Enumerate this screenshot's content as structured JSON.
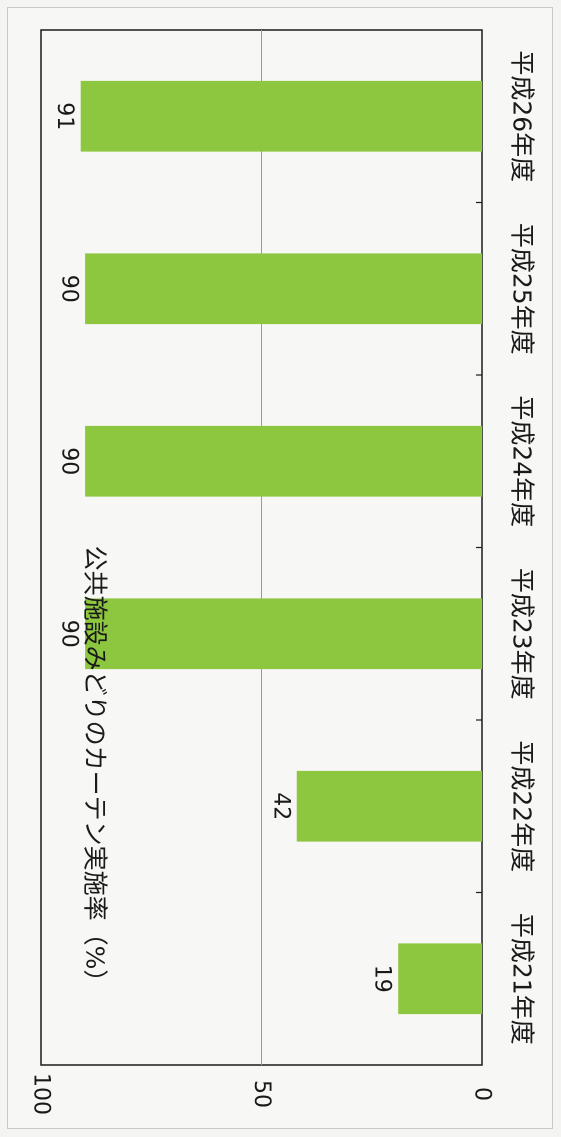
{
  "chart_data": {
    "type": "bar",
    "orientation": "vertical (figure printed rotated 90° clockwise)",
    "title": "公共施設みどりのカーテン実施率（%）",
    "categories": [
      "平成21年度",
      "平成22年度",
      "平成23年度",
      "平成24年度",
      "平成25年度",
      "平成26年度"
    ],
    "values": [
      19,
      42,
      90,
      90,
      90,
      91
    ],
    "value_labels": [
      "19",
      "42",
      "90",
      "90",
      "90",
      "91"
    ],
    "y_ticks": [
      "0",
      "50",
      "100"
    ],
    "ylim": [
      0,
      100
    ],
    "grid": true,
    "bar_color": "#8dc63f",
    "grid_color": "#9a9a9a",
    "axis_color": "#1a1a1a"
  }
}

§ WHAT IS EXPECTED
Pictures are not part of the copy; reproduce everything else in the records exactly.

§ THE OUTPUT
Enumerate this screenshot's content as structured JSON.
{
  "chart_data": {
    "type": "bar",
    "orientation": "vertical (figure printed rotated 90° clockwise)",
    "title": "公共施設みどりのカーテン実施率（%）",
    "categories": [
      "平成21年度",
      "平成22年度",
      "平成23年度",
      "平成24年度",
      "平成25年度",
      "平成26年度"
    ],
    "values": [
      19,
      42,
      90,
      90,
      90,
      91
    ],
    "value_labels": [
      "19",
      "42",
      "90",
      "90",
      "90",
      "91"
    ],
    "y_ticks": [
      "0",
      "50",
      "100"
    ],
    "ylim": [
      0,
      100
    ],
    "grid": true,
    "bar_color": "#8dc63f",
    "grid_color": "#9a9a9a",
    "axis_color": "#1a1a1a"
  }
}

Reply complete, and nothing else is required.